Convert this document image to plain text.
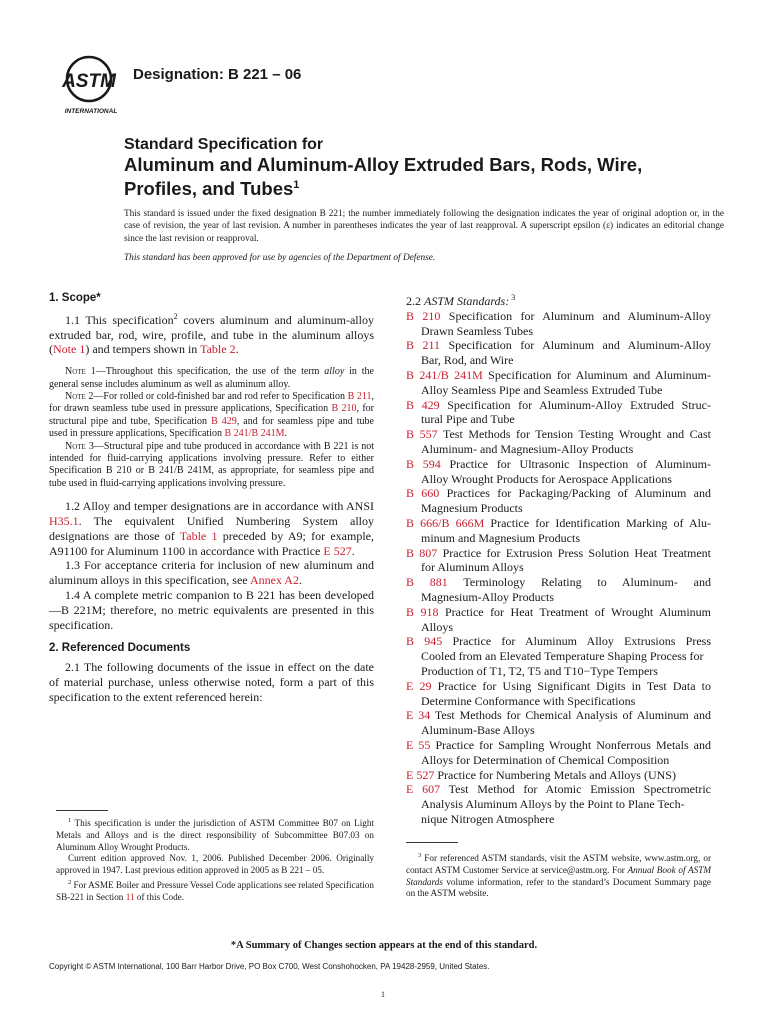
ASTM
INTERNATIONAL
Designation: B 221 – 06
Standard Specification for
Aluminum and Aluminum-Alloy Extruded Bars, Rods, Wire,
Profiles, and Tubes$^1$
This standard is issued under the fixed designation B 221; the number immediately following the designation indicates the year of original adoption or, in the case of revision, the year of last revision. A number in parentheses indicates the year of last reapproval. A superscript epsilon (ε) indicates an editorial change since the last revision or reapproval.
This standard has been approved for use by agencies of the Department of Defense.
1. Scope*

1.1 This specification$^2$ covers aluminum and aluminum-alloy extruded bar, rod, wire, profile, and tube in the aluminum alloys (Note 1) and tempers shown in Table 2.

Note 1—Throughout this specification, the use of the term alloy in the general sense includes aluminum as well as aluminum alloy.

Note 2—For rolled or cold-finished bar and rod refer to Specification B 211, for drawn seamless tube used in pressure applications, Specification B 210, for structural pipe and tube, Specification B 429, and for seamless pipe and tube used in pressure applications, Specification B 241/B 241M.

Note 3—Structural pipe and tube produced in accordance with B 221 is not intended for fluid-carrying applications involving pressure. Refer to either Specification B 210 or B 241/B 241M, as appropriate, for seamless pipe and tube used in fluid-carrying applications involving pressure.

1.2 Alloy and temper designations are in accordance with ANSI H35.1. The equivalent Unified Numbering System alloy designations are those of Table 1 preceded by A9; for example, A91100 for Aluminum 1100 in accordance with Practice E 527.

1.3 For acceptance criteria for inclusion of new aluminum and aluminum alloys in this specification, see Annex A2.

1.4 A complete metric companion to B 221 has been developed—B 221M; therefore, no metric equivalents are presented in this specification.

2. Referenced Documents

2.1 The following documents of the issue in effect on the date of material purchase, unless otherwise noted, form a part of this specification to the extent referenced herein:

$^1$ This specification is under the jurisdiction of ASTM Committee B07 on Light Metals and Alloys and is the direct responsibility of Subcommittee B07.03 on Aluminum Alloy Wrought Products.

Current edition approved Nov. 1, 2006. Published December 2006. Originally approved in 1947. Last previous edition approved in 2005 as B 221 – 05.

$^2$ For ASME Boiler and Pressure Vessel Code applications see related Specification SB-221 in Section 11 of this Code.

2.2 ASTM Standards: $^3$
B 210 Specification for Aluminum and Aluminum-Alloy
Drawn Seamless Tubes
B 211 Specification for Aluminum and Aluminum-Alloy
Bar, Rod, and Wire
B 241/B 241M Specification for Aluminum and Aluminum-
Alloy Seamless Pipe and Seamless Extruded Tube
B 429 Specification for Aluminum-Alloy Extruded Struc-
tural Pipe and Tube
B 557 Test Methods for Tension Testing Wrought and Cast
Aluminum- and Magnesium-Alloy Products
B 594 Practice for Ultrasonic Inspection of Aluminum-
Alloy Wrought Products for Aerospace Applications
B 660 Practices for Packaging/Packing of Aluminum and
Magnesium Products
B 666/B 666M Practice for Identification Marking of Alu-
minum and Magnesium Products
B 807 Practice for Extrusion Press Solution Heat Treatment
for Aluminum Alloys
B 881 Terminology Relating to Aluminum- and
Magnesium-Alloy Products
B 918 Practice for Heat Treatment of Wrought Aluminum
Alloys
B 945 Practice for Aluminum Alloy Extrusions Press
Cooled from an Elevated Temperature Shaping Process for
Production of T1, T2, T5 and T10−Type Tempers
E 29 Practice for Using Significant Digits in Test Data to
Determine Conformance with Specifications
E 34 Test Methods for Chemical Analysis of Aluminum and
Aluminum-Base Alloys
E 55 Practice for Sampling Wrought Nonferrous Metals and
Alloys for Determination of Chemical Composition
E 527 Practice for Numbering Metals and Alloys (UNS)
E 607 Test Method for Atomic Emission Spectrometric
Analysis Aluminum Alloys by the Point to Plane Tech-
nique Nitrogen Atmosphere

$^3$ For referenced ASTM standards, visit the ASTM website, www.astm.org, or contact ASTM Customer Service at service@astm.org. For Annual Book of ASTM Standards volume information, refer to the standard’s Document Summary page on the ASTM website.

*A Summary of Changes section appears at the end of this standard.
Copyright © ASTM International, 100 Barr Harbor Drive, PO Box C700, West Conshohocken, PA 19428-2959, United States.
1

==============================

__DO THIS__.
Your task is to transcribe all of the records precisely, with no images included.

__RESULT__.
Convert this document image to plain text.
ASTM
INTERNATIONAL
Designation: B 221 – 06
Standard Specification for
Aluminum and Aluminum-Alloy Extruded Bars, Rods, Wire,
Profiles, and Tubes$^1$
This standard is issued under the fixed designation B 221; the number immediately following the designation indicates the year of original adoption or, in the case of revision, the year of last revision. A number in parentheses indicates the year of last reapproval. A superscript epsilon (ε) indicates an editorial change since the last revision or reapproval.
This standard has been approved for use by agencies of the Department of Defense.
1. Scope*

1.1 This specification$^2$ covers aluminum and aluminum-alloy extruded bar, rod, wire, profile, and tube in the aluminum alloys (Note 1) and tempers shown in Table 2.

Note 1—Throughout this specification, the use of the term alloy in the general sense includes aluminum as well as aluminum alloy.

Note 2—For rolled or cold-finished bar and rod refer to Specification B 211, for drawn seamless tube used in pressure applications, Specification B 210, for structural pipe and tube, Specification B 429, and for seamless pipe and tube used in pressure applications, Specification B 241/B 241M.

Note 3—Structural pipe and tube produced in accordance with B 221 is not intended for fluid-carrying applications involving pressure. Refer to either Specification B 210 or B 241/B 241M, as appropriate, for seamless pipe and tube used in fluid-carrying applications involving pressure.

1.2 Alloy and temper designations are in accordance with ANSI H35.1. The equivalent Unified Numbering System alloy designations are those of Table 1 preceded by A9; for example, A91100 for Aluminum 1100 in accordance with Practice E 527.

1.3 For acceptance criteria for inclusion of new aluminum and aluminum alloys in this specification, see Annex A2.

1.4 A complete metric companion to B 221 has been developed—B 221M; therefore, no metric equivalents are presented in this specification.

2. Referenced Documents

2.1 The following documents of the issue in effect on the date of material purchase, unless otherwise noted, form a part of this specification to the extent referenced herein:

$^1$ This specification is under the jurisdiction of ASTM Committee B07 on Light Metals and Alloys and is the direct responsibility of Subcommittee B07.03 on Aluminum Alloy Wrought Products.

Current edition approved Nov. 1, 2006. Published December 2006. Originally approved in 1947. Last previous edition approved in 2005 as B 221 – 05.

$^2$ For ASME Boiler and Pressure Vessel Code applications see related Specification SB-221 in Section 11 of this Code.

2.2 ASTM Standards: $^3$
B 210 Specification for Aluminum and Aluminum-Alloy
Drawn Seamless Tubes
B 211 Specification for Aluminum and Aluminum-Alloy
Bar, Rod, and Wire
B 241/B 241M Specification for Aluminum and Aluminum-
Alloy Seamless Pipe and Seamless Extruded Tube
B 429 Specification for Aluminum-Alloy Extruded Struc-
tural Pipe and Tube
B 557 Test Methods for Tension Testing Wrought and Cast
Aluminum- and Magnesium-Alloy Products
B 594 Practice for Ultrasonic Inspection of Aluminum-
Alloy Wrought Products for Aerospace Applications
B 660 Practices for Packaging/Packing of Aluminum and
Magnesium Products
B 666/B 666M Practice for Identification Marking of Alu-
minum and Magnesium Products
B 807 Practice for Extrusion Press Solution Heat Treatment
for Aluminum Alloys
B 881 Terminology Relating to Aluminum- and
Magnesium-Alloy Products
B 918 Practice for Heat Treatment of Wrought Aluminum
Alloys
B 945 Practice for Aluminum Alloy Extrusions Press
Cooled from an Elevated Temperature Shaping Process for
Production of T1, T2, T5 and T10−Type Tempers
E 29 Practice for Using Significant Digits in Test Data to
Determine Conformance with Specifications
E 34 Test Methods for Chemical Analysis of Aluminum and
Aluminum-Base Alloys
E 55 Practice for Sampling Wrought Nonferrous Metals and
Alloys for Determination of Chemical Composition
E 527 Practice for Numbering Metals and Alloys (UNS)
E 607 Test Method for Atomic Emission Spectrometric
Analysis Aluminum Alloys by the Point to Plane Tech-
nique Nitrogen Atmosphere

$^3$ For referenced ASTM standards, visit the ASTM website, www.astm.org, or contact ASTM Customer Service at service@astm.org. For Annual Book of ASTM Standards volume information, refer to the standard’s Document Summary page on the ASTM website.

*A Summary of Changes section appears at the end of this standard.
Copyright © ASTM International, 100 Barr Harbor Drive, PO Box C700, West Conshohocken, PA 19428-2959, United States.
1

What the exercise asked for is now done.